It is required that all of the data be written out exactly.
===== Records supplied
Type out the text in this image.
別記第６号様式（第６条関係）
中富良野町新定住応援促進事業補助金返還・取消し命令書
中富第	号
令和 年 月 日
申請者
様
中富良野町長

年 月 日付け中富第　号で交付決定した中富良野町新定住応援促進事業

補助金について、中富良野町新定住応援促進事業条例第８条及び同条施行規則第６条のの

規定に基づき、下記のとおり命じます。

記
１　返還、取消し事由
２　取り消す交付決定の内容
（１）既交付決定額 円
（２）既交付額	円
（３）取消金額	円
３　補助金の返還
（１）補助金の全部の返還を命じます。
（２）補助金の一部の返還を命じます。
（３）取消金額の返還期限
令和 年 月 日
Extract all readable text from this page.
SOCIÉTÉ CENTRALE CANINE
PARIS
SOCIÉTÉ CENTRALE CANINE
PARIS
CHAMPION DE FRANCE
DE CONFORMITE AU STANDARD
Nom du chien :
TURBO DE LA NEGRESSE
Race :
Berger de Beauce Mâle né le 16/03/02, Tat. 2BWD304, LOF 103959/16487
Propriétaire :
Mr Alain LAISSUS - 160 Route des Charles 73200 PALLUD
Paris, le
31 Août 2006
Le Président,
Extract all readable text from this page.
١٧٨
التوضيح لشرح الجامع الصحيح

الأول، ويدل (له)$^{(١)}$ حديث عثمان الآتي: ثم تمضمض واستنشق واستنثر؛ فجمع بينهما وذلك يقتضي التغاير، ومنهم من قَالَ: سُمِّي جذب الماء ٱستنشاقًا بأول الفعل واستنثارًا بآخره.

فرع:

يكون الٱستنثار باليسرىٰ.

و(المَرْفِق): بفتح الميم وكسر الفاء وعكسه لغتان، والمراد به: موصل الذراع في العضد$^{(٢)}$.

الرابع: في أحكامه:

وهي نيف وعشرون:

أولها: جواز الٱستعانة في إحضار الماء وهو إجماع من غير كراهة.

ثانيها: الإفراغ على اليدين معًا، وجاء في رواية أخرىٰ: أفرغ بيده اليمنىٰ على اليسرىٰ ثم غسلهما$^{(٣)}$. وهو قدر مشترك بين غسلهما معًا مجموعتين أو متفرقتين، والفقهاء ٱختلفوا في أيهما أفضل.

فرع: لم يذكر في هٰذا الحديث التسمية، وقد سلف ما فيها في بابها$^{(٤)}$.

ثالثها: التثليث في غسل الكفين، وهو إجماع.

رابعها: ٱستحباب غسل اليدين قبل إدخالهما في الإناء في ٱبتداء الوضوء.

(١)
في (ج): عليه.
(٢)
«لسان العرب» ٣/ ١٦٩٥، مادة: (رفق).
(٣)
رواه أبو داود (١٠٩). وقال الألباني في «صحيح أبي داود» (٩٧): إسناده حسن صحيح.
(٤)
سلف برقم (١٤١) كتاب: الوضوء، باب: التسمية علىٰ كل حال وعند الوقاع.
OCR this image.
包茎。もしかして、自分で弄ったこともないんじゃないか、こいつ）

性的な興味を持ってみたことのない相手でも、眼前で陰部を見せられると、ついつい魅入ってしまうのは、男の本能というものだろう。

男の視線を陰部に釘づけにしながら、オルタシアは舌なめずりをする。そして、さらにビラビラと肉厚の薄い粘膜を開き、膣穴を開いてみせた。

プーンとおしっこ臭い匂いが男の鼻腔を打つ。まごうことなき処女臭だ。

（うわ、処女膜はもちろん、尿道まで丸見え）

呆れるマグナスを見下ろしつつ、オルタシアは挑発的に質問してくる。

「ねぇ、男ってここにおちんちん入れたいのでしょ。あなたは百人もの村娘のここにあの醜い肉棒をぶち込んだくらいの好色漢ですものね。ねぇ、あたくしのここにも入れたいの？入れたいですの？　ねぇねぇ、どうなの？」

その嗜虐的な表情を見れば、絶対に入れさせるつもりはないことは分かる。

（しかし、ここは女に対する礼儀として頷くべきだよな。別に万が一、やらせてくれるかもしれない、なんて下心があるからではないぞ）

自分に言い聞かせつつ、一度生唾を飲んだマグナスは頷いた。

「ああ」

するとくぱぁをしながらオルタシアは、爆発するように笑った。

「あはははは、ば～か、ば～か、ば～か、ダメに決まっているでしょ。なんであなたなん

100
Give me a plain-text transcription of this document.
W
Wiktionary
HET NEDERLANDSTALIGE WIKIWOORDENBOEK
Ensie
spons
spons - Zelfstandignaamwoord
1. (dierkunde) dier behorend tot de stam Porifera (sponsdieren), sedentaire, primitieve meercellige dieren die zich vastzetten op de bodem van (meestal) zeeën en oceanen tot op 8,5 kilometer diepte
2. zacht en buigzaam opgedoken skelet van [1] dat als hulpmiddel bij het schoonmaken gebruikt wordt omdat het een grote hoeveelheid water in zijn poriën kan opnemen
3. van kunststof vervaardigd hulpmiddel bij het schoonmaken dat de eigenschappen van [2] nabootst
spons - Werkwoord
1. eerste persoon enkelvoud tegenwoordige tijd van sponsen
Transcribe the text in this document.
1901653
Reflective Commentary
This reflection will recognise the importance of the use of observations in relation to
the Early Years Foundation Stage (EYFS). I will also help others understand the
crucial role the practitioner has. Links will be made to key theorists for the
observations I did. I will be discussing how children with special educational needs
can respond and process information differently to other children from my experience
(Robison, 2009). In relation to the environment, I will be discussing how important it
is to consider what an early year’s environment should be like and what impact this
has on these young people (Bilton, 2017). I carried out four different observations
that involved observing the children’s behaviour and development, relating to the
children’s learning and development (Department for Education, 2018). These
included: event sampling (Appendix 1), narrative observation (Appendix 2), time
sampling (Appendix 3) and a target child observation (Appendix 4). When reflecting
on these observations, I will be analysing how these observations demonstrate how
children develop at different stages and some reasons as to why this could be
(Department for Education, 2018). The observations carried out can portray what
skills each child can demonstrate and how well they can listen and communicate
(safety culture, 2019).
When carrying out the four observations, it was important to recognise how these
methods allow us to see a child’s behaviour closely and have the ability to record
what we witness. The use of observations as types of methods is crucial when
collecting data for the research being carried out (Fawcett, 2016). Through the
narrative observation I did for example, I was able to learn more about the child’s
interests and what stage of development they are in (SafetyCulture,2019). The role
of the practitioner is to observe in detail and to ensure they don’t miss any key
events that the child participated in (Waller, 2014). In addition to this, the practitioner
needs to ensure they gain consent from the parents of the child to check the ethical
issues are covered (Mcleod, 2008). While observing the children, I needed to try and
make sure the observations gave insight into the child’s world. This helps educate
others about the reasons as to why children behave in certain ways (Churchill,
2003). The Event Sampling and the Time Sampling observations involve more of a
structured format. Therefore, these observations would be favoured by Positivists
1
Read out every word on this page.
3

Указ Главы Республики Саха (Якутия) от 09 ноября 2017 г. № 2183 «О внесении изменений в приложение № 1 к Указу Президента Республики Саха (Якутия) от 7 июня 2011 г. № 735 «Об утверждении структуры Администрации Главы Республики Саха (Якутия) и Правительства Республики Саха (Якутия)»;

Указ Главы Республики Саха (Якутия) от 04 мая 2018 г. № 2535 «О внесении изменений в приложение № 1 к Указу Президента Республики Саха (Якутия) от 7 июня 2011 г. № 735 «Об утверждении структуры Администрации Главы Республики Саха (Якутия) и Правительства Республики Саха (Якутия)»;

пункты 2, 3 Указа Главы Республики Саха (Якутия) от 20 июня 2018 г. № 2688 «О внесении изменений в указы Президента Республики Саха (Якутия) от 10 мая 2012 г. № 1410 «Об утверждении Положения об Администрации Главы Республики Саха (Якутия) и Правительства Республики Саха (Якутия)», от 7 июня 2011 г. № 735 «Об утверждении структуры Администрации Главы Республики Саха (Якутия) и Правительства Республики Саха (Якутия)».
==========
→ **Written response**:
Type out the text in this image.
別記第６号様式（第６条関係）
中富良野町新定住応援促進事業補助金返還・取消し命令書
中富第	号
令和 年 月 日
申請者
様
中富良野町長

年 月 日付け中富第　号で交付決定した中富良野町新定住応援促進事業

補助金について、中富良野町新定住応援促進事業条例第８条及び同条施行規則第６条のの

規定に基づき、下記のとおり命じます。

記
１　返還、取消し事由
２　取り消す交付決定の内容
（１）既交付決定額 円
（２）既交付額	円
（３）取消金額	円
３　補助金の返還
（１）補助金の全部の返還を命じます。
（２）補助金の一部の返還を命じます。
（３）取消金額の返還期限
令和 年 月 日
Extract all readable text from this page.
SOCIÉTÉ CENTRALE CANINE
PARIS
SOCIÉTÉ CENTRALE CANINE
PARIS
CHAMPION DE FRANCE
DE CONFORMITE AU STANDARD
Nom du chien :
TURBO DE LA NEGRESSE
Race :
Berger de Beauce Mâle né le 16/03/02, Tat. 2BWD304, LOF 103959/16487
Propriétaire :
Mr Alain LAISSUS - 160 Route des Charles 73200 PALLUD
Paris, le
31 Août 2006
Le Président,
Extract all readable text from this page.
١٧٨
التوضيح لشرح الجامع الصحيح

الأول، ويدل (له)$^{(١)}$ حديث عثمان الآتي: ثم تمضمض واستنشق واستنثر؛ فجمع بينهما وذلك يقتضي التغاير، ومنهم من قَالَ: سُمِّي جذب الماء ٱستنشاقًا بأول الفعل واستنثارًا بآخره.

فرع:

يكون الٱستنثار باليسرىٰ.

و(المَرْفِق): بفتح الميم وكسر الفاء وعكسه لغتان، والمراد به: موصل الذراع في العضد$^{(٢)}$.

الرابع: في أحكامه:

وهي نيف وعشرون:

أولها: جواز الٱستعانة في إحضار الماء وهو إجماع من غير كراهة.

ثانيها: الإفراغ على اليدين معًا، وجاء في رواية أخرىٰ: أفرغ بيده اليمنىٰ على اليسرىٰ ثم غسلهما$^{(٣)}$. وهو قدر مشترك بين غسلهما معًا مجموعتين أو متفرقتين، والفقهاء ٱختلفوا في أيهما أفضل.

فرع: لم يذكر في هٰذا الحديث التسمية، وقد سلف ما فيها في بابها$^{(٤)}$.

ثالثها: التثليث في غسل الكفين، وهو إجماع.

رابعها: ٱستحباب غسل اليدين قبل إدخالهما في الإناء في ٱبتداء الوضوء.

(١)
في (ج): عليه.
(٢)
«لسان العرب» ٣/ ١٦٩٥، مادة: (رفق).
(٣)
رواه أبو داود (١٠٩). وقال الألباني في «صحيح أبي داود» (٩٧): إسناده حسن صحيح.
(٤)
سلف برقم (١٤١) كتاب: الوضوء، باب: التسمية علىٰ كل حال وعند الوقاع.
OCR this image.
包茎。もしかして、自分で弄ったこともないんじゃないか、こいつ）

性的な興味を持ってみたことのない相手でも、眼前で陰部を見せられると、ついつい魅入ってしまうのは、男の本能というものだろう。

男の視線を陰部に釘づけにしながら、オルタシアは舌なめずりをする。そして、さらにビラビラと肉厚の薄い粘膜を開き、膣穴を開いてみせた。

プーンとおしっこ臭い匂いが男の鼻腔を打つ。まごうことなき処女臭だ。

（うわ、処女膜はもちろん、尿道まで丸見え）

呆れるマグナスを見下ろしつつ、オルタシアは挑発的に質問してくる。

「ねぇ、男ってここにおちんちん入れたいのでしょ。あなたは百人もの村娘のここにあの醜い肉棒をぶち込んだくらいの好色漢ですものね。ねぇ、あたくしのここにも入れたいの？入れたいですの？　ねぇねぇ、どうなの？」

その嗜虐的な表情を見れば、絶対に入れさせるつもりはないことは分かる。

（しかし、ここは女に対する礼儀として頷くべきだよな。別に万が一、やらせてくれるかもしれない、なんて下心があるからではないぞ）

自分に言い聞かせつつ、一度生唾を飲んだマグナスは頷いた。

「ああ」

するとくぱぁをしながらオルタシアは、爆発するように笑った。

「あはははは、ば～か、ば～か、ば～か、ダメに決まっているでしょ。なんであなたなん

100
Give me a plain-text transcription of this document.
W
Wiktionary
HET NEDERLANDSTALIGE WIKIWOORDENBOEK
Ensie
spons
spons - Zelfstandignaamwoord
1. (dierkunde) dier behorend tot de stam Porifera (sponsdieren), sedentaire, primitieve meercellige dieren die zich vastzetten op de bodem van (meestal) zeeën en oceanen tot op 8,5 kilometer diepte
2. zacht en buigzaam opgedoken skelet van [1] dat als hulpmiddel bij het schoonmaken gebruikt wordt omdat het een grote hoeveelheid water in zijn poriën kan opnemen
3. van kunststof vervaardigd hulpmiddel bij het schoonmaken dat de eigenschappen van [2] nabootst
spons - Werkwoord
1. eerste persoon enkelvoud tegenwoordige tijd van sponsen
Transcribe the text in this document.
1901653
Reflective Commentary
This reflection will recognise the importance of the use of observations in relation to
the Early Years Foundation Stage (EYFS). I will also help others understand the
crucial role the practitioner has. Links will be made to key theorists for the
observations I did. I will be discussing how children with special educational needs
can respond and process information differently to other children from my experience
(Robison, 2009). In relation to the environment, I will be discussing how important it
is to consider what an early year’s environment should be like and what impact this
has on these young people (Bilton, 2017). I carried out four different observations
that involved observing the children’s behaviour and development, relating to the
children’s learning and development (Department for Education, 2018). These
included: event sampling (Appendix 1), narrative observation (Appendix 2), time
sampling (Appendix 3) and a target child observation (Appendix 4). When reflecting
on these observations, I will be analysing how these observations demonstrate how
children develop at different stages and some reasons as to why this could be
(Department for Education, 2018). The observations carried out can portray what
skills each child can demonstrate and how well they can listen and communicate
(safety culture, 2019).
When carrying out the four observations, it was important to recognise how these
methods allow us to see a child’s behaviour closely and have the ability to record
what we witness. The use of observations as types of methods is crucial when
collecting data for the research being carried out (Fawcett, 2016). Through the
narrative observation I did for example, I was able to learn more about the child’s
interests and what stage of development they are in (SafetyCulture,2019). The role
of the practitioner is to observe in detail and to ensure they don’t miss any key
events that the child participated in (Waller, 2014). In addition to this, the practitioner
needs to ensure they gain consent from the parents of the child to check the ethical
issues are covered (Mcleod, 2008). While observing the children, I needed to try and
make sure the observations gave insight into the child’s world. This helps educate
others about the reasons as to why children behave in certain ways (Churchill,
2003). The Event Sampling and the Time Sampling observations involve more of a
structured format. Therefore, these observations would be favoured by Positivists
1
Read out every word on this page.
3

Указ Главы Республики Саха (Якутия) от 09 ноября 2017 г. № 2183 «О внесении изменений в приложение № 1 к Указу Президента Республики Саха (Якутия) от 7 июня 2011 г. № 735 «Об утверждении структуры Администрации Главы Республики Саха (Якутия) и Правительства Республики Саха (Якутия)»;

Указ Главы Республики Саха (Якутия) от 04 мая 2018 г. № 2535 «О внесении изменений в приложение № 1 к Указу Президента Республики Саха (Якутия) от 7 июня 2011 г. № 735 «Об утверждении структуры Администрации Главы Республики Саха (Якутия) и Правительства Республики Саха (Якутия)»;

пункты 2, 3 Указа Главы Республики Саха (Якутия) от 20 июня 2018 г. № 2688 «О внесении изменений в указы Президента Республики Саха (Якутия) от 10 мая 2012 г. № 1410 «Об утверждении Положения об Администрации Главы Республики Саха (Якутия) и Правительства Республики Саха (Якутия)», от 7 июня 2011 г. № 735 «Об утверждении структуры Администрации Главы Республики Саха (Якутия) и Правительства Республики Саха (Якутия)».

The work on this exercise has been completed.